[Collected data entries]
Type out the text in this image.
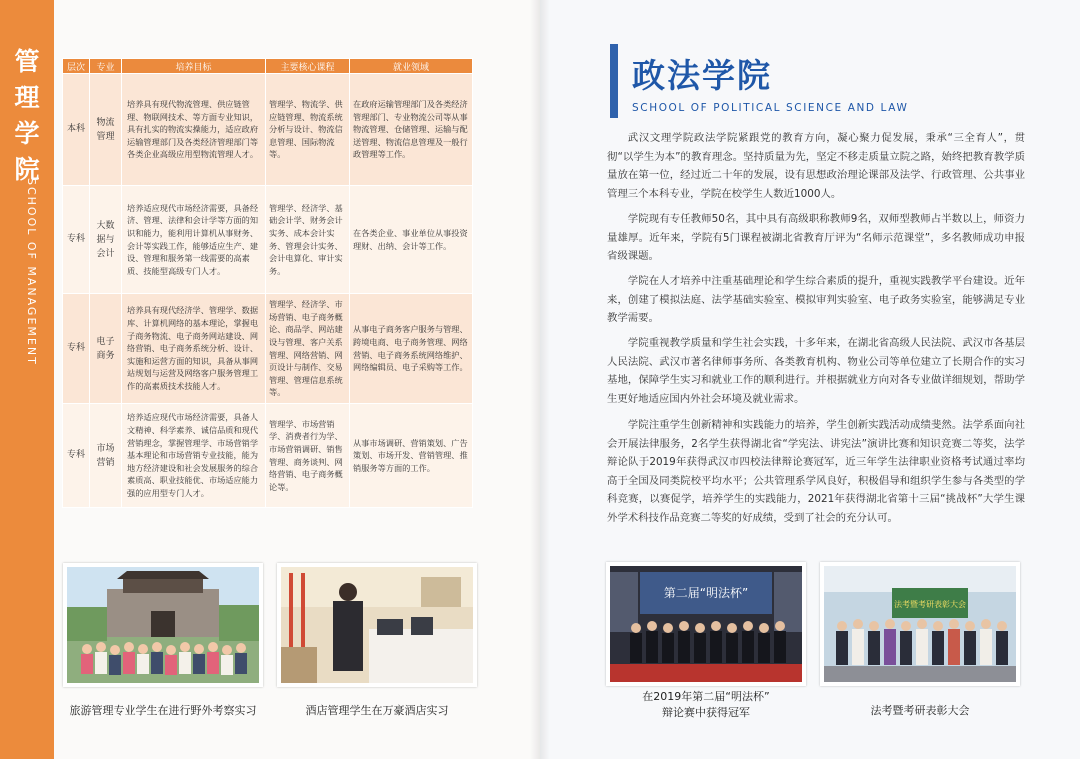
管
理
学
院
SCHOOL OF MANAGEMENT
层次	专业	培养目标	主要核心课程	就业领域
本科	物流管理	培养具有现代物流管理、供应链管理、物联网技术、等方面专业知识，具有扎实的物流实操能力，适应政府运输管理部门及各类经济管理部门等各类企业高级应用型物流管理人才。	管理学、物流学、供应链管理、物流系统分析与设计、物流信息管理、国际物流等。	在政府运输管理部门及各类经济管理部门、专业物流公司等从事物流管理、仓储管理、运输与配送管理、物流信息管理及一般行政管理等工作。
专科	大数据与会计	培养适应现代市场经济需要，具备经济、管理、法律和会计学等方面的知识和能力，能利用计算机从事财务、会计等实践工作，能够适应生产、建设、管理和服务第一线需要的高素质、技能型高级专门人才。	管理学、经济学、基础会计学、财务会计实务、成本会计实务、管理会计实务、会计电算化、审计实务。	在各类企业、事业单位从事投资理财、出纳、会计等工作。
专科	电子商务	培养具有现代经济学、管理学、数据库、计算机网络的基本理论，掌握电子商务物流、电子商务网站建设、网络营销、电子商务系统分析、设计、实施和运营方面的知识，具备从事网站规划与运营及网络客户服务管理工作的高素质技术技能人才。	管理学、经济学、市场营销、电子商务概论、商品学、网站建设与管理、客户关系管理、网络营销、网页设计与制作、交易管理、管理信息系统等。	从事电子商务客户服务与管理、跨境电商、电子商务管理、网络营销、电子商务系统网络维护、网络编辑员、电子采购等工作。
专科	市场营销	培养适应现代市场经济需要，具备人文精神、科学素养、诚信品质和现代营销理念，掌握管理学、市场营销学基本理论和市场营销专业技能，能为地方经济建设和社会发展服务的综合素质高、职业技能优、市场适应能力强的应用型专门人才。	管理学、市场营销学、消费者行为学、市场营销调研、销售管理、商务谈判、网络营销、电子商务概论等。	从事市场调研、营销策划、广告策划、市场开发、营销管理、推销服务等方面的工作。
旅游管理专业学生在进行野外考察实习	酒店管理学生在万豪酒店实习
政法学院
SCHOOL OF POLITICAL SCIENCE AND LAW

武汉文理学院政法学院紧跟党的教育方向，凝心聚力促发展，秉承“三全育人”，贯彻“以学生为本”的教育理念。坚持质量为先，坚定不移走质量立院之路，始终把教育教学质量放在第一位，经过近二十年的发展，设有思想政治理论课部及法学、行政管理、公共事业管理三个本科专业，学院在校学生人数近1000人。

学院现有专任教师50名，其中具有高级职称教师9名，双师型教师占半数以上，师资力量雄厚。近年来，学院有5门课程被湖北省教育厅评为“名师示范课堂”，多名教师成功申报省级课题。

学院在人才培养中注重基础理论和学生综合素质的提升，重视实践教学平台建设。近年来，创建了模拟法庭、法学基础实验室、模拟审判实验室、电子政务实验室，能够满足专业教学需要。

学院重视教学质量和学生社会实践，十多年来，在湖北省高级人民法院、武汉市各基层人民法院、武汉市著名律师事务所、各类教育机构、物业公司等单位建立了长期合作的实习基地，保障学生实习和就业工作的顺利进行。并根据就业方向对各专业做详细规划，帮助学生更好地适应国内外社会环境及就业需求。

学院注重学生创新精神和实践能力的培养，学生创新实践活动成绩斐然。法学系面向社会开展法律服务，2名学生获得湖北省“学宪法、讲宪法”演讲比赛和知识竞赛二等奖，法学辩论队于2019年获得武汉市四校法律辩论赛冠军，近三年学生法律职业资格考试通过率均高于全国及同类院校平均水平；公共管理系学风良好，积极倡导和组织学生参与各类型的学科竞赛，以赛促学，培养学生的实践能力，2021年获得湖北省第十三届“挑战杯”大学生课外学术科技作品竞赛二等奖的好成绩，受到了社会的充分认可。

第二届“明法杯”
在2019年第二届“明法杯”
辩论赛中获得冠军
法考暨考研表彰大会
法考暨考研表彰大会
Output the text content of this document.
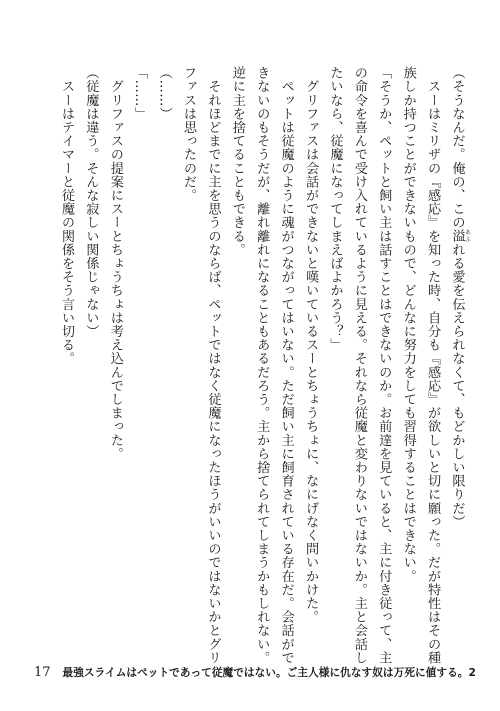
（そうなんだ。俺の、この溢 あふれる愛を伝えられなくて、もどかしい限りだ）

　スーはミリザの『感応』を知った時、自分も『感応』が欲しいと切に願った。だが特性はその種

族しか持つことができないもので、どんなに努力をしても習得することはできない。

「そうか、ペットと飼い主は話すことはできないのか。お前達を見ていると、主に付き従って、主

の命令を喜んで受け入れているように見える。それなら従魔と変わりないではないか。主と会話し

たいなら、従魔になってしまえばよかろう？」

　グリファスは会話ができないと嘆いているスーとちょうちょに、なにげなく問いかけた。

　ペットは従魔のように魂がつながってはいない。ただ飼い主に飼育されている存在だ。会話がで

きないのもそうだが、離れ離れになることもあるだろう。主から捨てられてしまうかもしれない。

逆に主を捨てることもできる。

　それほどまでに主を思うのならば、ペットではなく従魔になったほうがいいのではないかとグリ

ファスは思ったのだ。

（……）

「……」

　グリファスの提案にスーとちょうちょは考え込んでしまった。

（従魔は違う。そんな寂しい関係じゃない）

　スーはテイマーと従魔の関係をそう言い切る。

17 最強スライムはペットであって従魔ではない。ご主人様に仇なす奴は万死に値する。2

Goal of the exercise: Take the records above from the line with "Output the text content of this document." down to their last line and please copy those lines exactly, without the pictures.

Response below:
Output the text content of this document.
（そうなんだ。俺の、この溢 あふれる愛を伝えられなくて、もどかしい限りだ）

　スーはミリザの『感応』を知った時、自分も『感応』が欲しいと切に願った。だが特性はその種

族しか持つことができないもので、どんなに努力をしても習得することはできない。

「そうか、ペットと飼い主は話すことはできないのか。お前達を見ていると、主に付き従って、主

の命令を喜んで受け入れているように見える。それなら従魔と変わりないではないか。主と会話し

たいなら、従魔になってしまえばよかろう？」

　グリファスは会話ができないと嘆いているスーとちょうちょに、なにげなく問いかけた。

　ペットは従魔のように魂がつながってはいない。ただ飼い主に飼育されている存在だ。会話がで

きないのもそうだが、離れ離れになることもあるだろう。主から捨てられてしまうかもしれない。

逆に主を捨てることもできる。

　それほどまでに主を思うのならば、ペットではなく従魔になったほうがいいのではないかとグリ

ファスは思ったのだ。

（……）

「……」

　グリファスの提案にスーとちょうちょは考え込んでしまった。

（従魔は違う。そんな寂しい関係じゃない）

　スーはテイマーと従魔の関係をそう言い切る。

17 最強スライムはペットであって従魔ではない。ご主人様に仇なす奴は万死に値する。2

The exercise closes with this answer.